TASK BRIEF
Below is some material; set it all down exactly, apart from the pictures.

= = = =

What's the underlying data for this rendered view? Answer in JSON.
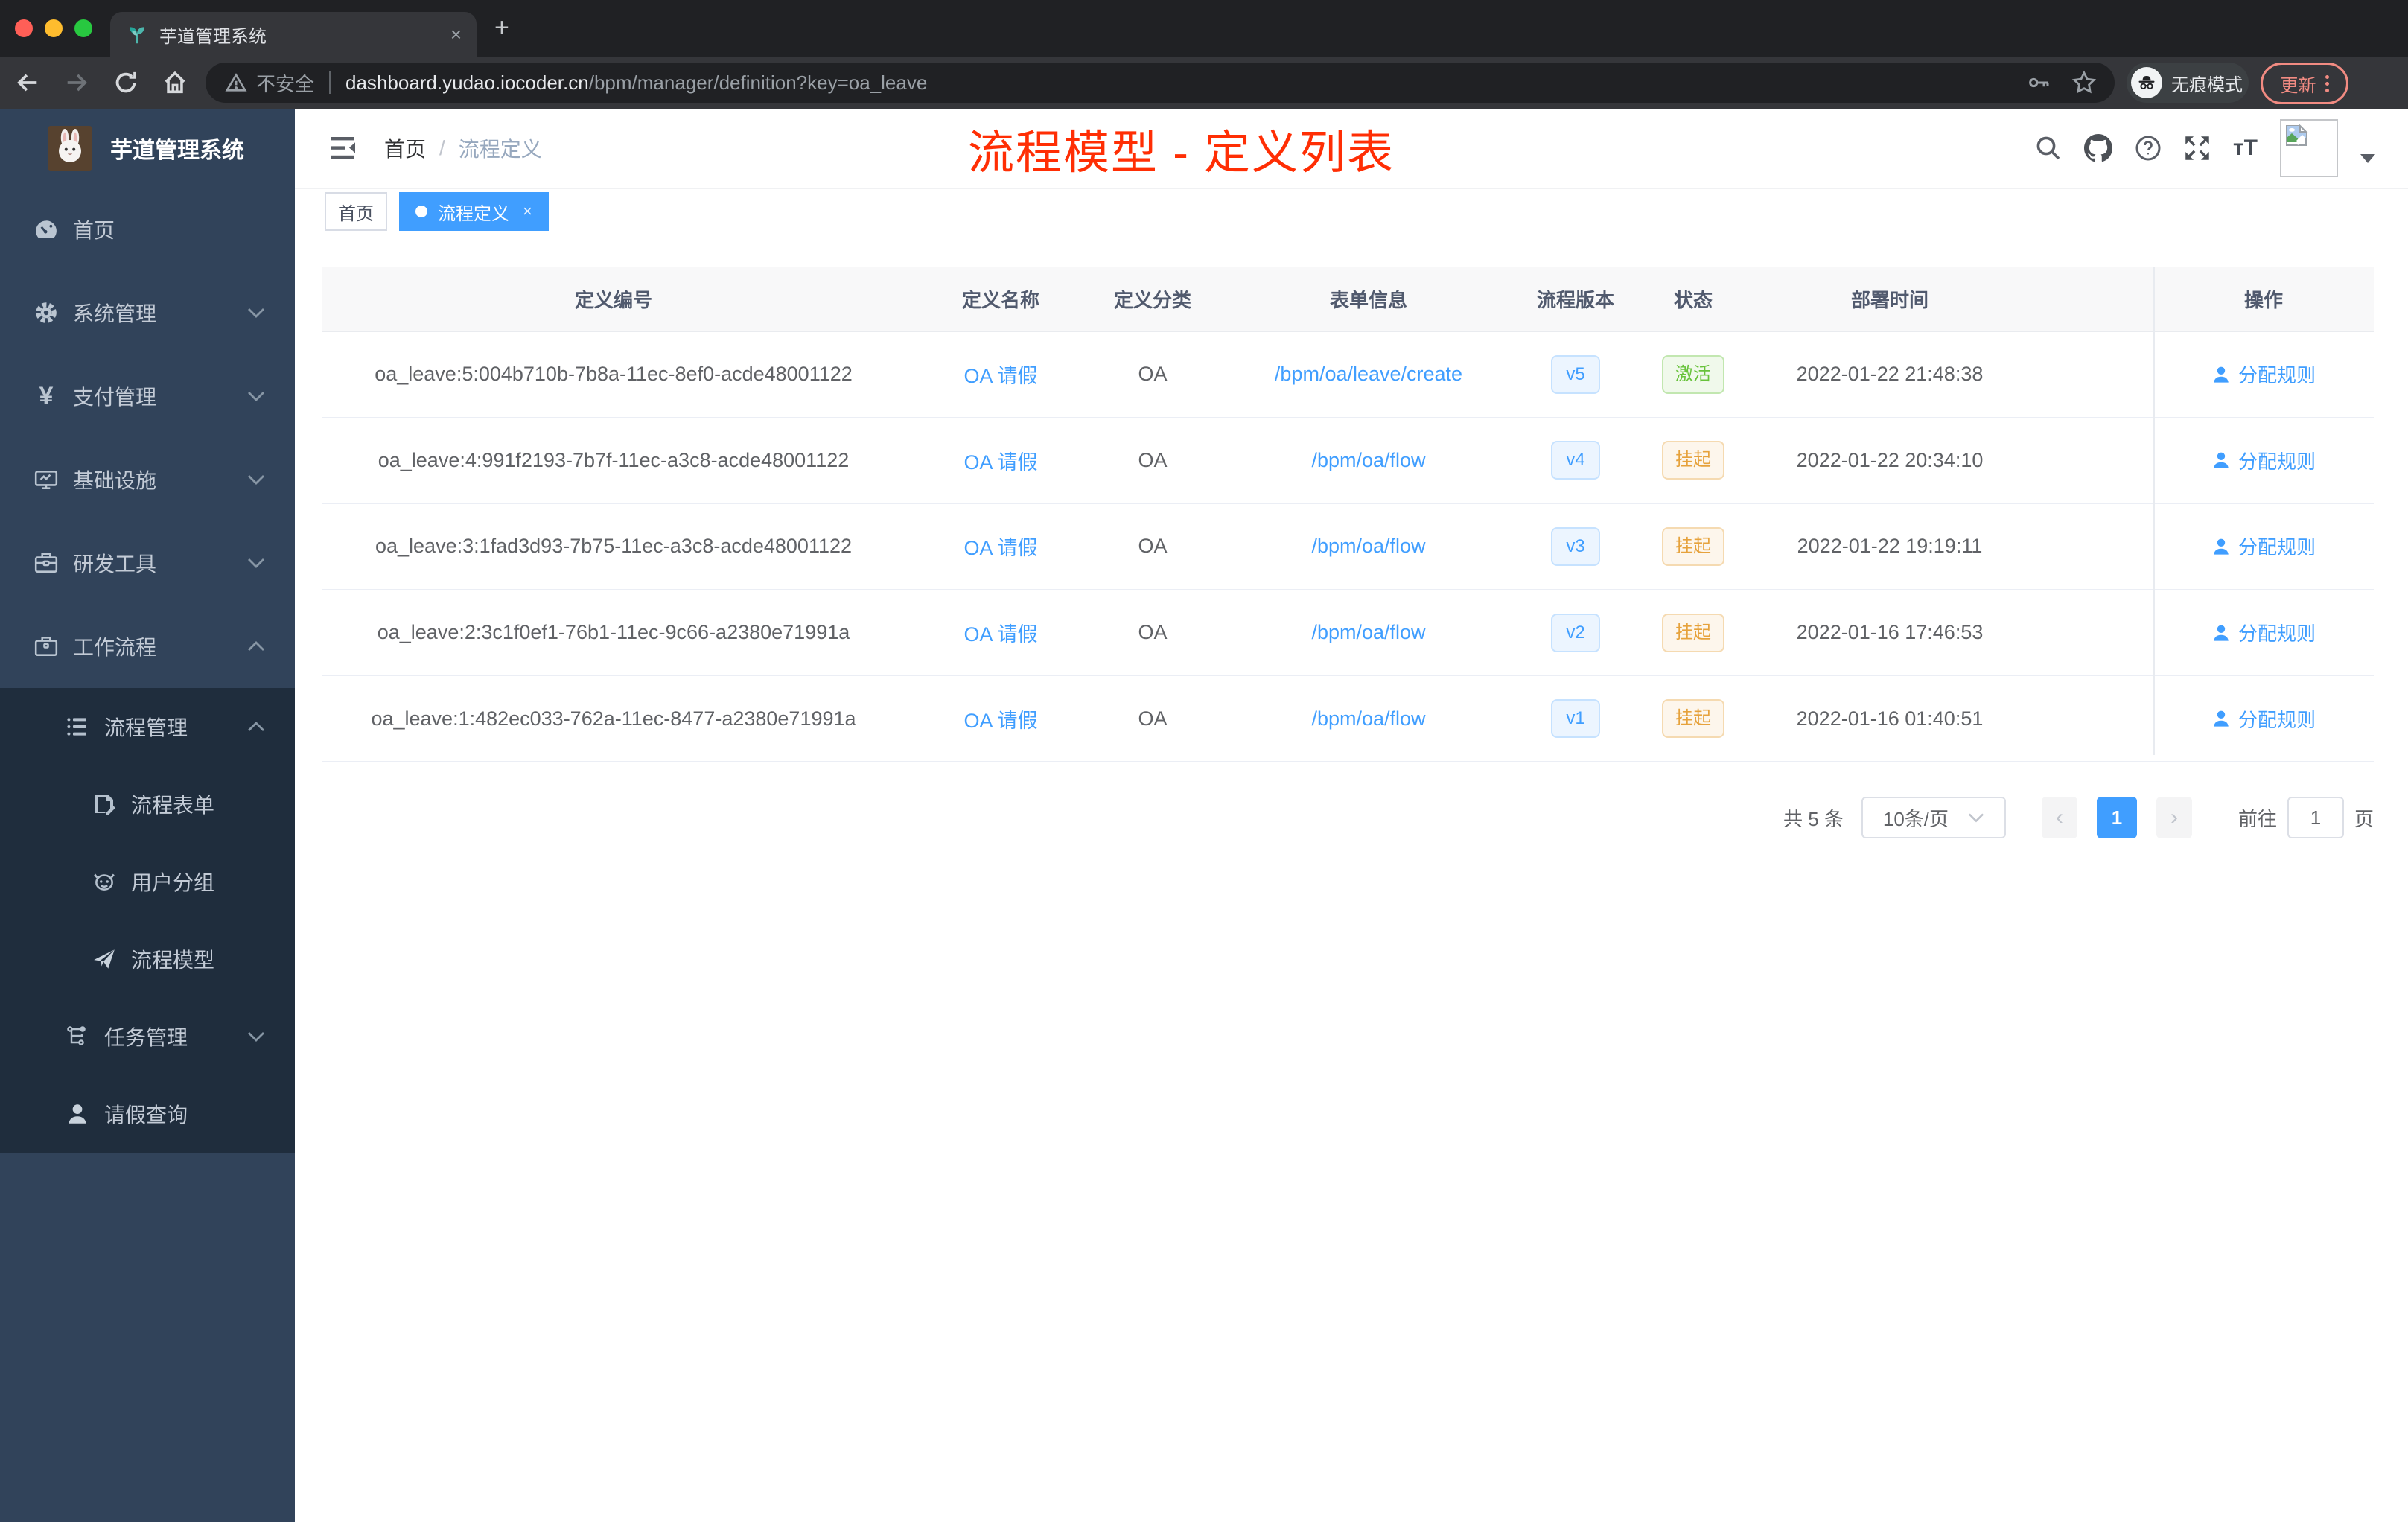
{
  "colors": {
    "accent": "#409eff",
    "success": "#67c23a",
    "warning": "#e6a23c",
    "annotation_red": "#ff2e04",
    "sidebar_bg": "#31435a",
    "submenu_bg": "#1f2d3d"
  },
  "browser": {
    "tab": {
      "title": "芋道管理系统",
      "close": "×",
      "new_tab": "+",
      "favicon": "plant-icon"
    },
    "address": {
      "warning": "不安全",
      "domain": "dashboard.yudao.iocoder.cn",
      "path": "/bpm/manager/definition?key=oa_leave"
    },
    "incognito_label": "无痕模式",
    "update_label": "更新"
  },
  "sidebar": {
    "logo_title": "芋道管理系统",
    "items": [
      {
        "label": "首页",
        "icon": "dashboard-icon"
      },
      {
        "label": "系统管理",
        "icon": "gear-icon",
        "chevron": "down"
      },
      {
        "label": "支付管理",
        "icon": "yen-icon",
        "chevron": "down"
      },
      {
        "label": "基础设施",
        "icon": "monitor-icon",
        "chevron": "down"
      },
      {
        "label": "研发工具",
        "icon": "toolbox-icon",
        "chevron": "down"
      },
      {
        "label": "工作流程",
        "icon": "briefcase-icon",
        "chevron": "up"
      },
      {
        "label": "流程管理",
        "icon": "list-icon",
        "chevron": "up"
      },
      {
        "label": "流程表单",
        "icon": "form-icon"
      },
      {
        "label": "用户分组",
        "icon": "group-icon"
      },
      {
        "label": "流程模型",
        "icon": "paper-plane-icon"
      },
      {
        "label": "任务管理",
        "icon": "tree-icon",
        "chevron": "down"
      },
      {
        "label": "请假查询",
        "icon": "person-icon"
      }
    ]
  },
  "header": {
    "breadcrumb": {
      "home": "首页",
      "separator": "/",
      "current": "流程定义"
    },
    "annotation": "流程模型 - 定义列表",
    "right_icons": [
      "search-icon",
      "github-icon",
      "help-icon",
      "fullscreen-icon",
      "font-size-icon",
      "avatar",
      "dropdown-caret"
    ]
  },
  "tags": {
    "home": {
      "label": "首页"
    },
    "active": {
      "label": "流程定义",
      "close": "×"
    }
  },
  "table": {
    "columns": [
      "定义编号",
      "定义名称",
      "定义分类",
      "表单信息",
      "流程版本",
      "状态",
      "部署时间",
      "操作"
    ],
    "action_label": "分配规则",
    "rows": [
      {
        "id": "oa_leave:5:004b710b-7b8a-11ec-8ef0-acde48001122",
        "name": "OA 请假",
        "category": "OA",
        "form": "/bpm/oa/leave/create",
        "version": "v5",
        "status": "激活",
        "status_type": "green",
        "time": "2022-01-22 21:48:38",
        "action": "分配规则"
      },
      {
        "id": "oa_leave:4:991f2193-7b7f-11ec-a3c8-acde48001122",
        "name": "OA 请假",
        "category": "OA",
        "form": "/bpm/oa/flow",
        "version": "v4",
        "status": "挂起",
        "status_type": "orange",
        "time": "2022-01-22 20:34:10",
        "action": "分配规则"
      },
      {
        "id": "oa_leave:3:1fad3d93-7b75-11ec-a3c8-acde48001122",
        "name": "OA 请假",
        "category": "OA",
        "form": "/bpm/oa/flow",
        "version": "v3",
        "status": "挂起",
        "status_type": "orange",
        "time": "2022-01-22 19:19:11",
        "action": "分配规则"
      },
      {
        "id": "oa_leave:2:3c1f0ef1-76b1-11ec-9c66-a2380e71991a",
        "name": "OA 请假",
        "category": "OA",
        "form": "/bpm/oa/flow",
        "version": "v2",
        "status": "挂起",
        "status_type": "orange",
        "time": "2022-01-16 17:46:53",
        "action": "分配规则"
      },
      {
        "id": "oa_leave:1:482ec033-762a-11ec-8477-a2380e71991a",
        "name": "OA 请假",
        "category": "OA",
        "form": "/bpm/oa/flow",
        "version": "v1",
        "status": "挂起",
        "status_type": "orange",
        "time": "2022-01-16 01:40:51",
        "action": "分配规则"
      }
    ]
  },
  "pagination": {
    "total": "共 5 条",
    "page_size": "10条/页",
    "prev": "‹",
    "page": "1",
    "next": "›",
    "goto_prefix": "前往",
    "goto_value": "1",
    "goto_suffix": "页"
  }
}
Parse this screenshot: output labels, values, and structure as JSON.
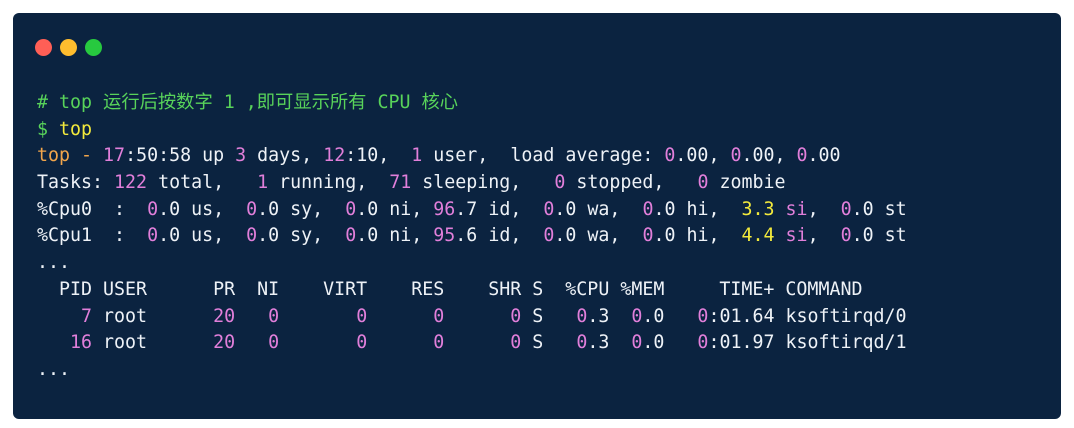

= = = =

FULL RESPONSE
What's the underlying data for this rendered view? Answer in JSON.
{
  "colors": {
    "accent": "#409eff",
    "success": "#67c23a",
    "warning": "#e6a23c",
    "annotation_red": "#ff2e04",
    "sidebar_bg": "#31435a",
    "submenu_bg": "#1f2d3d"
  },
  "browser": {
    "tab": {
      "title": "芋道管理系统",
      "close": "×",
      "new_tab": "+",
      "favicon": "plant-icon"
    },
    "address": {
      "warning": "不安全",
      "domain": "dashboard.yudao.iocoder.cn",
      "path": "/bpm/manager/definition?key=oa_leave"
    },
    "incognito_label": "无痕模式",
    "update_label": "更新"
  },
  "sidebar": {
    "logo_title": "芋道管理系统",
    "items": [
      {
        "label": "首页",
        "icon": "dashboard-icon"
      },
      {
        "label": "系统管理",
        "icon": "gear-icon",
        "chevron": "down"
      },
      {
        "label": "支付管理",
        "icon": "yen-icon",
        "chevron": "down"
      },
      {
        "label": "基础设施",
        "icon": "monitor-icon",
        "chevron": "down"
      },
      {
        "label": "研发工具",
        "icon": "toolbox-icon",
        "chevron": "down"
      },
      {
        "label": "工作流程",
        "icon": "briefcase-icon",
        "chevron": "up"
      },
      {
        "label": "流程管理",
        "icon": "list-icon",
        "chevron": "up"
      },
      {
        "label": "流程表单",
        "icon": "form-icon"
      },
      {
        "label": "用户分组",
        "icon": "group-icon"
      },
      {
        "label": "流程模型",
        "icon": "paper-plane-icon"
      },
      {
        "label": "任务管理",
        "icon": "tree-icon",
        "chevron": "down"
      },
      {
        "label": "请假查询",
        "icon": "person-icon"
      }
    ]
  },
  "header": {
    "breadcrumb": {
      "home": "首页",
      "separator": "/",
      "current": "流程定义"
    },
    "annotation": "流程模型 - 定义列表",
    "right_icons": [
      "search-icon",
      "github-icon",
      "help-icon",
      "fullscreen-icon",
      "font-size-icon",
      "avatar",
      "dropdown-caret"
    ]
  },
  "tags": {
    "home": {
      "label": "首页"
    },
    "active": {
      "label": "流程定义",
      "close": "×"
    }
  },
  "table": {
    "columns": [
      "定义编号",
      "定义名称",
      "定义分类",
      "表单信息",
      "流程版本",
      "状态",
      "部署时间",
      "操作"
    ],
    "action_label": "分配规则",
    "rows": [
      {
        "id": "oa_leave:5:004b710b-7b8a-11ec-8ef0-acde48001122",
        "name": "OA 请假",
        "category": "OA",
        "form": "/bpm/oa/leave/create",
        "version": "v5",
        "status": "激活",
        "status_type": "green",
        "time": "2022-01-22 21:48:38",
        "action": "分配规则"
      },
      {
        "id": "oa_leave:4:991f2193-7b7f-11ec-a3c8-acde48001122",
        "name": "OA 请假",
        "category": "OA",
        "form": "/bpm/oa/flow",
        "version": "v4",
        "status": "挂起",
        "status_type": "orange",
        "time": "2022-01-22 20:34:10",
        "action": "分配规则"
      },
      {
        "id": "oa_leave:3:1fad3d93-7b75-11ec-a3c8-acde48001122",
        "name": "OA 请假",
        "category": "OA",
        "form": "/bpm/oa/flow",
        "version": "v3",
        "status": "挂起",
        "status_type": "orange",
        "time": "2022-01-22 19:19:11",
        "action": "分配规则"
      },
      {
        "id": "oa_leave:2:3c1f0ef1-76b1-11ec-9c66-a2380e71991a",
        "name": "OA 请假",
        "category": "OA",
        "form": "/bpm/oa/flow",
        "version": "v2",
        "status": "挂起",
        "status_type": "orange",
        "time": "2022-01-16 17:46:53",
        "action": "分配规则"
      },
      {
        "id": "oa_leave:1:482ec033-762a-11ec-8477-a2380e71991a",
        "name": "OA 请假",
        "category": "OA",
        "form": "/bpm/oa/flow",
        "version": "v1",
        "status": "挂起",
        "status_type": "orange",
        "time": "2022-01-16 01:40:51",
        "action": "分配规则"
      }
    ]
  },
  "pagination": {
    "total": "共 5 条",
    "page_size": "10条/页",
    "prev": "‹",
    "page": "1",
    "next": "›",
    "goto_prefix": "前往",
    "goto_value": "1",
    "goto_suffix": "页"
  }
}
Parse this screenshot: output labels, values, and structure as JSON.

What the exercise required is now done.